> **Input material**
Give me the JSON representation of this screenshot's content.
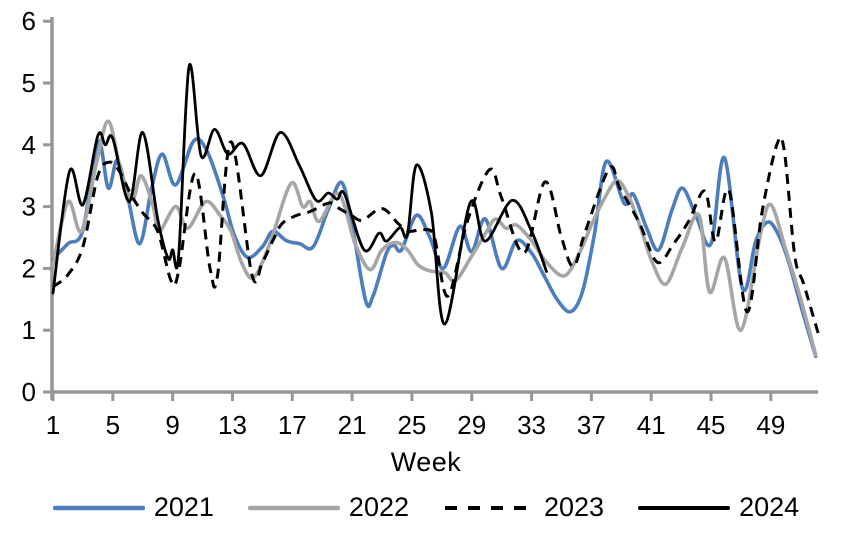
{
  "chart_data": {
    "type": "line",
    "title": "",
    "xlabel": "Week",
    "ylabel": "",
    "xlim": [
      1,
      52.3
    ],
    "ylim": [
      0,
      6
    ],
    "yticks": [
      0,
      1,
      2,
      3,
      4,
      5,
      6
    ],
    "xticks": [
      1,
      5,
      9,
      13,
      17,
      21,
      25,
      29,
      33,
      37,
      41,
      45,
      49
    ],
    "grid": false,
    "legend_position": "bottom",
    "axis_color": "#969696",
    "text_color": "#000000",
    "series": [
      {
        "name": "2021",
        "color": "#4d7dbd",
        "dash": false,
        "points": [
          [
            1,
            2.15
          ],
          [
            2,
            2.4
          ],
          [
            3,
            2.62
          ],
          [
            4,
            4.05
          ],
          [
            4.7,
            3.3
          ],
          [
            5.3,
            3.75
          ],
          [
            6,
            3.15
          ],
          [
            6.8,
            2.4
          ],
          [
            7.6,
            3.3
          ],
          [
            8.3,
            3.85
          ],
          [
            9.2,
            3.35
          ],
          [
            10.4,
            4.06
          ],
          [
            11.3,
            3.9
          ],
          [
            12.4,
            3.15
          ],
          [
            13.1,
            2.55
          ],
          [
            14,
            2.18
          ],
          [
            15,
            2.35
          ],
          [
            15.7,
            2.6
          ],
          [
            16.6,
            2.45
          ],
          [
            17.5,
            2.4
          ],
          [
            18.4,
            2.35
          ],
          [
            19.4,
            2.95
          ],
          [
            20.3,
            3.39
          ],
          [
            21,
            2.7
          ],
          [
            21.9,
            1.48
          ],
          [
            22.4,
            1.55
          ],
          [
            23.3,
            2.25
          ],
          [
            23.8,
            2.37
          ],
          [
            24.3,
            2.3
          ],
          [
            25.3,
            2.86
          ],
          [
            26.2,
            2.5
          ],
          [
            27.1,
            2.0
          ],
          [
            28.2,
            2.68
          ],
          [
            29,
            2.27
          ],
          [
            29.9,
            2.8
          ],
          [
            31,
            2.0
          ],
          [
            32,
            2.45
          ],
          [
            33,
            2.25
          ],
          [
            33.8,
            1.9
          ],
          [
            34.7,
            1.5
          ],
          [
            35.6,
            1.3
          ],
          [
            36.4,
            1.62
          ],
          [
            37.2,
            2.55
          ],
          [
            38,
            3.73
          ],
          [
            39.2,
            3.05
          ],
          [
            39.8,
            3.2
          ],
          [
            40.7,
            2.65
          ],
          [
            41.5,
            2.3
          ],
          [
            42.4,
            2.95
          ],
          [
            43.1,
            3.3
          ],
          [
            44,
            2.85
          ],
          [
            45,
            2.4
          ],
          [
            45.9,
            3.79
          ],
          [
            47.1,
            1.68
          ],
          [
            48,
            2.45
          ],
          [
            48.8,
            2.75
          ],
          [
            49.5,
            2.55
          ],
          [
            50.2,
            2.1
          ],
          [
            51,
            1.4
          ],
          [
            52,
            0.58
          ]
        ]
      },
      {
        "name": "2022",
        "color": "#a6a6a6",
        "dash": false,
        "points": [
          [
            1,
            2.05
          ],
          [
            2,
            3.08
          ],
          [
            2.9,
            2.6
          ],
          [
            3.9,
            3.7
          ],
          [
            4.7,
            4.38
          ],
          [
            5.5,
            3.62
          ],
          [
            6.3,
            3.12
          ],
          [
            6.9,
            3.5
          ],
          [
            7.7,
            3.0
          ],
          [
            8.1,
            2.6
          ],
          [
            9.2,
            3.0
          ],
          [
            10,
            2.65
          ],
          [
            11.2,
            3.08
          ],
          [
            12.2,
            2.85
          ],
          [
            12.9,
            2.6
          ],
          [
            13.6,
            2.1
          ],
          [
            14.4,
            1.85
          ],
          [
            15.5,
            2.4
          ],
          [
            16.9,
            3.37
          ],
          [
            17.7,
            3.0
          ],
          [
            18.2,
            3.08
          ],
          [
            18.8,
            2.76
          ],
          [
            20.1,
            3.21
          ],
          [
            21.2,
            2.4
          ],
          [
            22.2,
            1.98
          ],
          [
            23,
            2.3
          ],
          [
            23.9,
            2.42
          ],
          [
            24.7,
            2.3
          ],
          [
            25.4,
            2.06
          ],
          [
            26.2,
            1.96
          ],
          [
            27.2,
            1.93
          ],
          [
            27.9,
            1.8
          ],
          [
            29,
            2.2
          ],
          [
            30,
            2.6
          ],
          [
            30.6,
            2.8
          ],
          [
            31.3,
            2.65
          ],
          [
            32,
            2.7
          ],
          [
            33,
            2.45
          ],
          [
            34,
            2.1
          ],
          [
            35.2,
            1.88
          ],
          [
            36.2,
            2.25
          ],
          [
            37,
            2.7
          ],
          [
            37.8,
            3.1
          ],
          [
            38.7,
            3.42
          ],
          [
            39.5,
            3.16
          ],
          [
            40.3,
            2.65
          ],
          [
            41.1,
            2.08
          ],
          [
            42,
            1.75
          ],
          [
            43.1,
            2.35
          ],
          [
            44.2,
            2.86
          ],
          [
            44.9,
            1.62
          ],
          [
            45.9,
            2.17
          ],
          [
            47,
            1.0
          ],
          [
            48.3,
            2.55
          ],
          [
            49,
            3.03
          ],
          [
            50,
            2.3
          ],
          [
            51,
            1.5
          ],
          [
            52,
            0.6
          ]
        ]
      },
      {
        "name": "2023",
        "color": "#000000",
        "dash": true,
        "points": [
          [
            1,
            1.7
          ],
          [
            2,
            1.9
          ],
          [
            3,
            2.35
          ],
          [
            4,
            3.5
          ],
          [
            4.8,
            3.72
          ],
          [
            5.5,
            3.55
          ],
          [
            6.2,
            3.2
          ],
          [
            7,
            2.9
          ],
          [
            8,
            2.6
          ],
          [
            8.9,
            1.8
          ],
          [
            9.4,
            1.95
          ],
          [
            10.5,
            3.54
          ],
          [
            11.5,
            2.0
          ],
          [
            12,
            1.88
          ],
          [
            12.9,
            4.05
          ],
          [
            14.3,
            1.9
          ],
          [
            15,
            2.1
          ],
          [
            15.7,
            2.45
          ],
          [
            16.3,
            2.72
          ],
          [
            17.2,
            2.85
          ],
          [
            18.2,
            2.92
          ],
          [
            19.5,
            3.06
          ],
          [
            20.2,
            2.96
          ],
          [
            21,
            2.85
          ],
          [
            21.7,
            2.78
          ],
          [
            23,
            2.97
          ],
          [
            24.1,
            2.72
          ],
          [
            24.8,
            2.6
          ],
          [
            25.8,
            2.63
          ],
          [
            26.5,
            2.5
          ],
          [
            27.4,
            1.55
          ],
          [
            28.7,
            2.76
          ],
          [
            30.2,
            3.6
          ],
          [
            31,
            3.14
          ],
          [
            32.5,
            2.25
          ],
          [
            33.9,
            3.4
          ],
          [
            35,
            2.5
          ],
          [
            35.8,
            2.03
          ],
          [
            36.6,
            2.6
          ],
          [
            38.2,
            3.62
          ],
          [
            38.9,
            3.3
          ],
          [
            40.2,
            2.74
          ],
          [
            41.4,
            2.1
          ],
          [
            42.5,
            2.4
          ],
          [
            43.5,
            2.76
          ],
          [
            44.6,
            3.25
          ],
          [
            45.3,
            2.43
          ],
          [
            46.2,
            3.26
          ],
          [
            47.4,
            1.3
          ],
          [
            48.4,
            2.9
          ],
          [
            49.4,
            4.0
          ],
          [
            49.9,
            3.9
          ],
          [
            50.6,
            2.2
          ],
          [
            51.2,
            1.75
          ],
          [
            52.2,
            0.92
          ]
        ]
      },
      {
        "name": "2024",
        "color": "#000000",
        "dash": false,
        "points": [
          [
            1,
            1.6
          ],
          [
            2.1,
            3.57
          ],
          [
            3,
            3.03
          ],
          [
            4,
            4.15
          ],
          [
            4.5,
            4.0
          ],
          [
            5,
            4.1
          ],
          [
            6.1,
            3.08
          ],
          [
            7,
            4.2
          ],
          [
            8,
            2.8
          ],
          [
            8.7,
            2.16
          ],
          [
            9,
            2.3
          ],
          [
            9.4,
            2.2
          ],
          [
            10.1,
            5.27
          ],
          [
            10.9,
            3.82
          ],
          [
            11.8,
            4.25
          ],
          [
            12.7,
            3.85
          ],
          [
            13.7,
            4.02
          ],
          [
            14.9,
            3.5
          ],
          [
            16.2,
            4.2
          ],
          [
            17.5,
            3.65
          ],
          [
            18.6,
            3.1
          ],
          [
            19.4,
            3.22
          ],
          [
            20,
            3.12
          ],
          [
            20.5,
            3.2
          ],
          [
            21.8,
            2.3
          ],
          [
            22.8,
            2.57
          ],
          [
            23.3,
            2.44
          ],
          [
            24.2,
            2.66
          ],
          [
            24.7,
            2.55
          ],
          [
            25.3,
            3.67
          ],
          [
            26.3,
            2.9
          ],
          [
            27.2,
            1.1
          ],
          [
            28.9,
            3.06
          ],
          [
            29.9,
            2.44
          ],
          [
            31.7,
            3.1
          ],
          [
            33,
            2.6
          ],
          [
            34,
            1.95
          ]
        ]
      }
    ]
  }
}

> **What needs to be done**
Show every line of the records above that contains the word "name".

> **Solution below**
        "name": "2021",
        "name": "2022",
        "name": "2023",
        "name": "2024",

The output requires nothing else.